## Excerpted data
================================
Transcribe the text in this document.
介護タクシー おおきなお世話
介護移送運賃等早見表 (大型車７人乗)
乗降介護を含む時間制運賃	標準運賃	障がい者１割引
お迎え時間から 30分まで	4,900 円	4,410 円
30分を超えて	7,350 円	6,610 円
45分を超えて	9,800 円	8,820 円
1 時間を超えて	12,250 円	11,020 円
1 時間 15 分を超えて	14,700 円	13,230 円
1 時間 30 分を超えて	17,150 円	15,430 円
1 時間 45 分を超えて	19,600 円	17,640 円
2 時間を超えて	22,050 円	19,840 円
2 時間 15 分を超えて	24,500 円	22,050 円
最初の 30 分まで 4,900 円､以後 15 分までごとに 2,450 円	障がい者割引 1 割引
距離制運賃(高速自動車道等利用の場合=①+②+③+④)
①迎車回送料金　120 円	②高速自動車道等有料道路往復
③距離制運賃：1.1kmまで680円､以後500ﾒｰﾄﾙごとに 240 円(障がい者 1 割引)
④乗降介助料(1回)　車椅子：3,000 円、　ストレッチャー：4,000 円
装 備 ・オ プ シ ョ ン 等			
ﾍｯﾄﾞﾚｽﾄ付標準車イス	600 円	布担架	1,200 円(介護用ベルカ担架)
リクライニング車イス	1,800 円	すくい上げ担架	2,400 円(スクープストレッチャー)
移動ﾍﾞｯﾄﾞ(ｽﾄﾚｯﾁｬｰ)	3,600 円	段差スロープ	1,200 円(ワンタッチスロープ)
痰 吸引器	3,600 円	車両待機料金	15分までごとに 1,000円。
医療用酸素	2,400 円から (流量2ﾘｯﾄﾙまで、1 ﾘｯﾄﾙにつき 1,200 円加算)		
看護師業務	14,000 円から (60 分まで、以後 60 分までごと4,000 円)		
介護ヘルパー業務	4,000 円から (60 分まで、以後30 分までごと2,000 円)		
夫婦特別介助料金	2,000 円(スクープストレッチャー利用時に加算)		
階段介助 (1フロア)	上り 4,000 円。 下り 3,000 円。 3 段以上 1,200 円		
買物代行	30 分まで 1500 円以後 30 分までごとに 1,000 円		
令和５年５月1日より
================================
## The request
Look through the entries and find each line that has the string "時間を超えて". Copy those lines.

## Answer to this problem
1 時間を超えて	12,250 円	11,020 円
2 時間を超えて	22,050 円	19,840 円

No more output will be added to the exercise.